**Exercise details**
Return the lines where the word "xlabel" occurs.

Chart and figure data
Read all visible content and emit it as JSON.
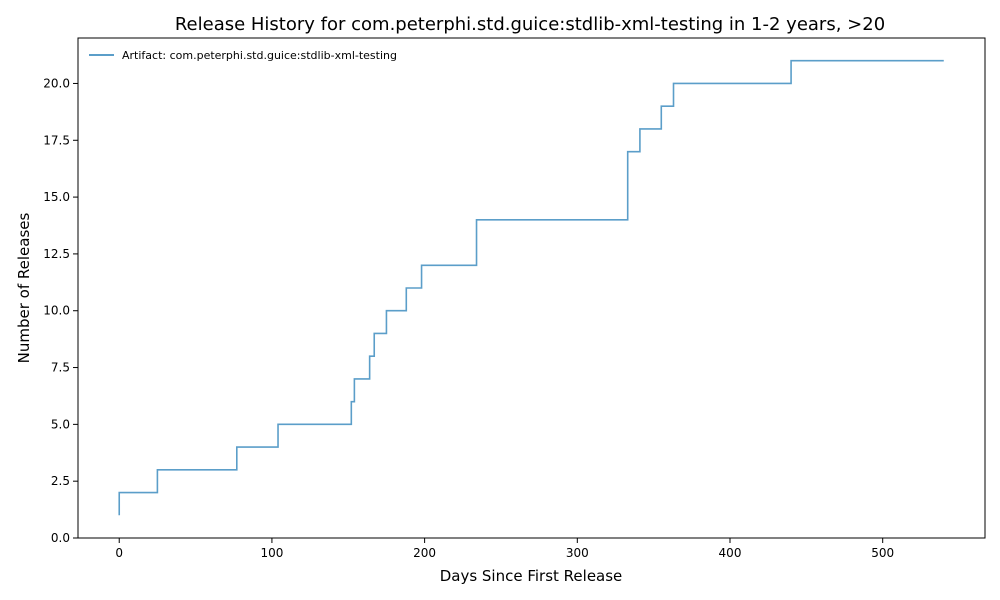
{
  "chart_data": {
    "type": "line",
    "step": "post",
    "title": "Release History for com.peterphi.std.guice:stdlib-xml-testing in 1-2 years, >20",
    "xlabel": "Days Since First Release",
    "ylabel": "Number of Releases",
    "xlim": [
      -27,
      567
    ],
    "ylim": [
      0,
      22
    ],
    "x_ticks": [
      0,
      100,
      200,
      300,
      400,
      500
    ],
    "y_ticks": [
      0.0,
      2.5,
      5.0,
      7.5,
      10.0,
      12.5,
      15.0,
      17.5,
      20.0
    ],
    "x_tick_labels": [
      "0",
      "100",
      "200",
      "300",
      "400",
      "500"
    ],
    "y_tick_labels": [
      "0.0",
      "2.5",
      "5.0",
      "7.5",
      "10.0",
      "12.5",
      "15.0",
      "17.5",
      "20.0"
    ],
    "grid": false,
    "legend_position": "top-left",
    "series": [
      {
        "name": "Artifact: com.peterphi.std.guice:stdlib-xml-testing",
        "color": "#5b9ec9",
        "x": [
          0,
          0,
          25,
          77,
          104,
          152,
          154,
          164,
          167,
          175,
          188,
          198,
          234,
          333,
          341,
          355,
          363,
          440,
          540
        ],
        "y": [
          1,
          2,
          3,
          4,
          5,
          6,
          7,
          8,
          9,
          10,
          11,
          12,
          14,
          17,
          18,
          19,
          20,
          21,
          21
        ]
      }
    ]
  }
}
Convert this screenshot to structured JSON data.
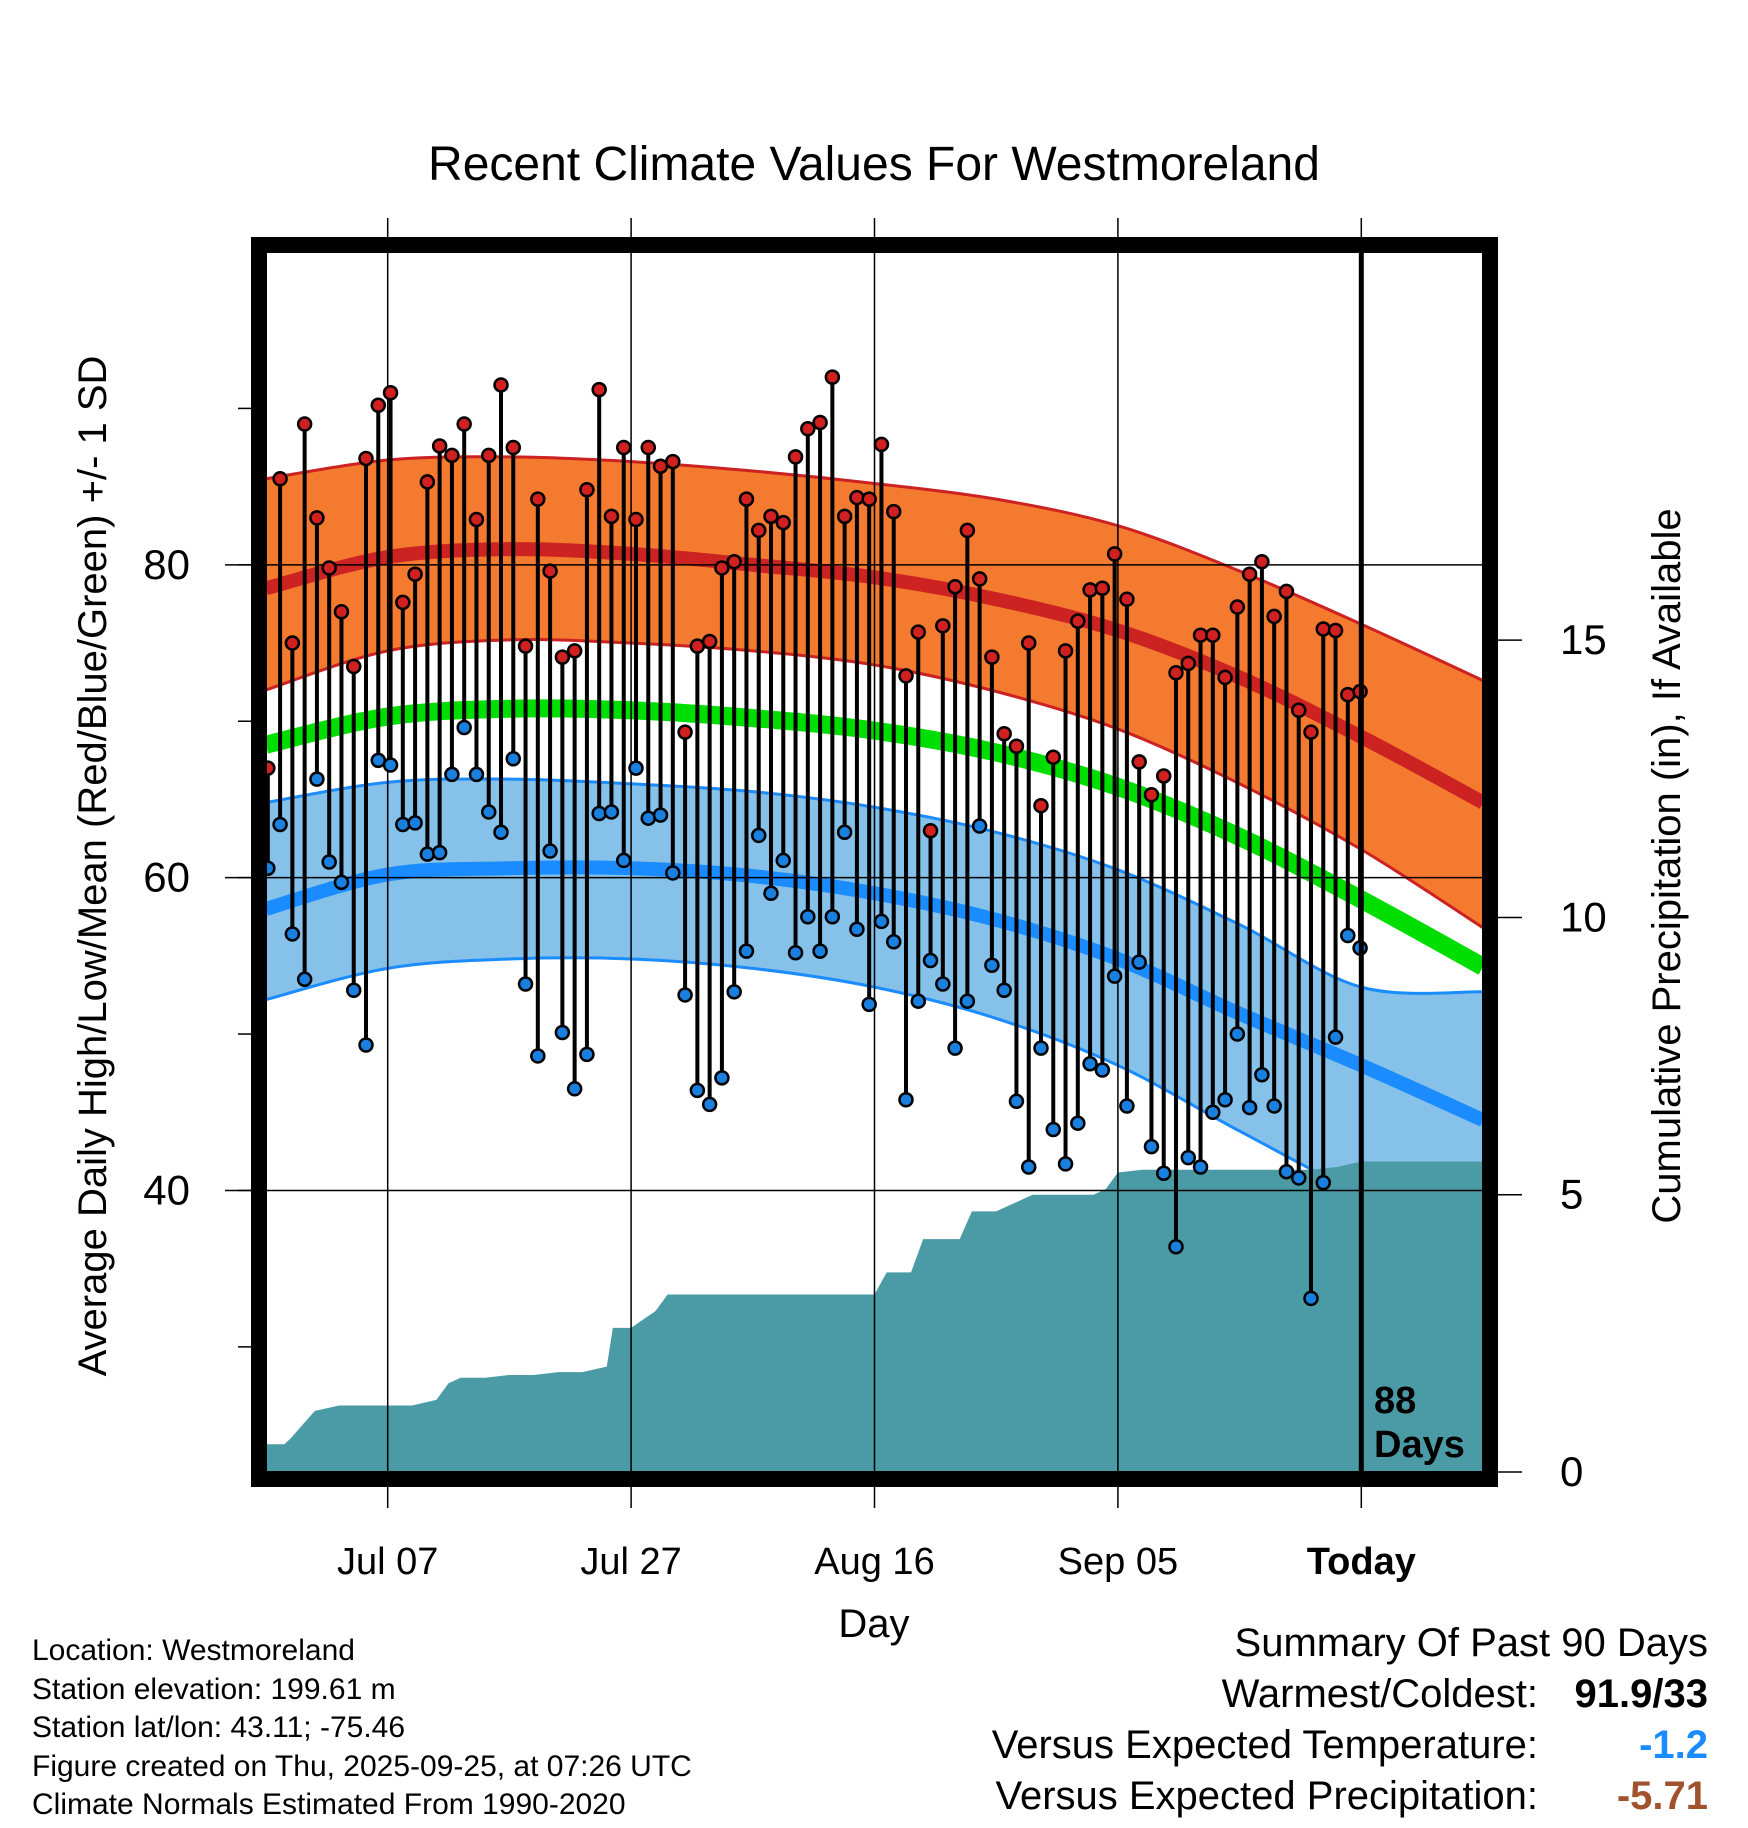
{
  "chart_data": {
    "type": "line",
    "title": "Recent Climate Values For Westmoreland",
    "xlabel": "Day",
    "ylabel": "Average Daily High/Low/Mean (Red/Blue/Green) +/- 1 SD",
    "y2label": "Cumulative Precipitation (in), If Available",
    "xlim": [
      -10,
      90
    ],
    "ylim": [
      22,
      100
    ],
    "y2lim": [
      0,
      22
    ],
    "x_ticks": [
      {
        "x": 0,
        "label": "Jul 07"
      },
      {
        "x": 20,
        "label": "Jul 27"
      },
      {
        "x": 40,
        "label": "Aug 16"
      },
      {
        "x": 60,
        "label": "Sep 05"
      },
      {
        "x": 80,
        "label": "Today"
      }
    ],
    "y_ticks": [
      40,
      60,
      80
    ],
    "y2_ticks": [
      0,
      5,
      10,
      15
    ],
    "today_x": 80,
    "today_annotation": [
      "88",
      "Days"
    ],
    "colors": {
      "high_band": "#f47a30",
      "high_line": "#cc2222",
      "mean_line": "#00dd00",
      "low_band": "#85c1e9",
      "low_line": "#1a8cff",
      "precip": "#4a9ba5",
      "high_point": "#d02020",
      "low_point": "#1a80e0"
    },
    "normals": {
      "x": [
        -10,
        0,
        10,
        20,
        30,
        40,
        50,
        60,
        70,
        80,
        90
      ],
      "high_upper": [
        85.5,
        86.7,
        86.9,
        86.6,
        86.0,
        85.2,
        84.2,
        82.5,
        79.6,
        76.2,
        72.6
      ],
      "high_mean": [
        78.5,
        80.5,
        81.0,
        80.7,
        80.0,
        79.2,
        77.8,
        75.8,
        72.8,
        69.0,
        64.8
      ],
      "high_lower": [
        72.0,
        74.5,
        75.2,
        75.0,
        74.5,
        73.6,
        71.9,
        69.5,
        66.0,
        61.8,
        56.8
      ],
      "mean": [
        68.5,
        70.3,
        70.8,
        70.7,
        70.2,
        69.4,
        68.0,
        65.8,
        62.6,
        58.6,
        54.3
      ],
      "low_upper": [
        64.8,
        66.1,
        66.3,
        66.0,
        65.5,
        64.5,
        62.9,
        60.5,
        57.0,
        53.0,
        52.7
      ],
      "low_mean": [
        58.0,
        60.2,
        60.6,
        60.6,
        60.1,
        59.0,
        57.3,
        54.8,
        51.3,
        48.0,
        44.5
      ],
      "low_lower": [
        52.2,
        54.2,
        54.8,
        54.8,
        54.2,
        53.0,
        51.0,
        48.0,
        43.8,
        39.8,
        37.0
      ]
    },
    "series": [
      {
        "name": "Daily High",
        "values": [
          67,
          85.5,
          75,
          89,
          83,
          79.8,
          77,
          73.5,
          86.8,
          90.2,
          91,
          77.6,
          79.4,
          85.3,
          87.6,
          87,
          89,
          82.9,
          87,
          91.5,
          87.5,
          74.8,
          84.2,
          79.6,
          74.1,
          74.5,
          84.8,
          91.2,
          83.1,
          87.5,
          82.9,
          87.5,
          86.3,
          86.6,
          69.3,
          74.8,
          75.1,
          79.8,
          80.2,
          84.2,
          82.2,
          83.1,
          82.7,
          86.9,
          88.7,
          89.1,
          92,
          83.1,
          84.3,
          84.2,
          87.7,
          83.4,
          72.9,
          75.7,
          63,
          76.1,
          78.6,
          82.2,
          79.1,
          74.1,
          69.2,
          68.4,
          75,
          64.6,
          67.7,
          74.5,
          76.4,
          78.4,
          78.5,
          80.7,
          77.8,
          67.4,
          65.3,
          66.5,
          73.1,
          73.7,
          75.5,
          75.5,
          72.8,
          77.3,
          79.4,
          80.2,
          76.7,
          78.3,
          70.7,
          69.3,
          75.9,
          75.8,
          71.7,
          71.9
        ]
      },
      {
        "name": "Daily Low",
        "values": [
          60.6,
          63.4,
          56.4,
          53.5,
          66.3,
          61,
          59.7,
          52.8,
          49.3,
          67.5,
          67.2,
          63.4,
          63.5,
          61.5,
          61.6,
          66.6,
          69.6,
          66.6,
          64.2,
          62.9,
          67.6,
          53.2,
          48.6,
          61.7,
          50.1,
          46.5,
          48.7,
          64.1,
          64.2,
          61.1,
          67,
          63.8,
          64,
          60.3,
          52.5,
          46.4,
          45.5,
          47.2,
          52.7,
          55.3,
          62.7,
          59,
          61.1,
          55.2,
          57.5,
          55.3,
          57.5,
          62.9,
          56.7,
          51.9,
          57.2,
          55.9,
          45.8,
          52.1,
          54.7,
          53.2,
          49.1,
          52.1,
          63.3,
          54.4,
          52.8,
          45.7,
          41.5,
          49.1,
          43.9,
          41.7,
          44.3,
          48.1,
          47.7,
          53.7,
          45.4,
          54.6,
          42.8,
          41.1,
          36.4,
          42.1,
          41.5,
          45,
          45.8,
          50,
          45.3,
          47.4,
          45.4,
          41.2,
          40.8,
          33.1,
          40.5,
          49.8,
          56.3,
          55.5
        ]
      }
    ],
    "precip_cumulative": {
      "x": [
        -10,
        -8.5,
        -8,
        -6,
        -4,
        -2,
        0,
        2,
        4,
        5,
        6,
        8,
        10,
        12,
        14,
        16,
        18,
        18.5,
        20,
        22,
        23,
        24,
        26,
        28,
        30,
        32,
        34,
        36,
        38,
        40,
        41,
        42,
        43,
        44,
        46,
        47,
        48,
        50,
        52,
        53,
        54,
        56,
        58,
        59,
        60,
        62,
        64,
        66,
        68,
        70,
        72,
        74,
        76,
        78,
        80,
        90
      ],
      "values": [
        0.5,
        0.5,
        0.6,
        1.1,
        1.2,
        1.2,
        1.2,
        1.2,
        1.3,
        1.6,
        1.7,
        1.7,
        1.75,
        1.75,
        1.8,
        1.8,
        1.9,
        2.6,
        2.6,
        2.9,
        3.2,
        3.2,
        3.2,
        3.2,
        3.2,
        3.2,
        3.2,
        3.2,
        3.2,
        3.2,
        3.6,
        3.6,
        3.6,
        4.2,
        4.2,
        4.2,
        4.7,
        4.7,
        4.9,
        5.0,
        5.0,
        5.0,
        5.0,
        5.1,
        5.4,
        5.45,
        5.45,
        5.45,
        5.45,
        5.45,
        5.45,
        5.45,
        5.45,
        5.5,
        5.6,
        5.6
      ]
    }
  },
  "info": {
    "location": "Location: Westmoreland",
    "elevation": "Station elevation: 199.61 m",
    "latlon": "Station lat/lon: 43.11; -75.46",
    "created": "Figure created on Thu, 2025-09-25, at 07:26 UTC",
    "normals": "Climate Normals Estimated From 1990-2020"
  },
  "summary": {
    "title": "Summary Of Past 90 Days",
    "warm_cold_label": "Warmest/Coldest:",
    "warm_cold_value": "91.9/33",
    "temp_label": "Versus Expected Temperature:",
    "temp_value": "-1.2",
    "temp_color": "#1a8cff",
    "precip_label": "Versus Expected Precipitation:",
    "precip_value": "-5.71",
    "precip_color": "#a0522d"
  }
}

**The reply**
    "xlabel": "Days Since First Release",
    "xlabel": "Day",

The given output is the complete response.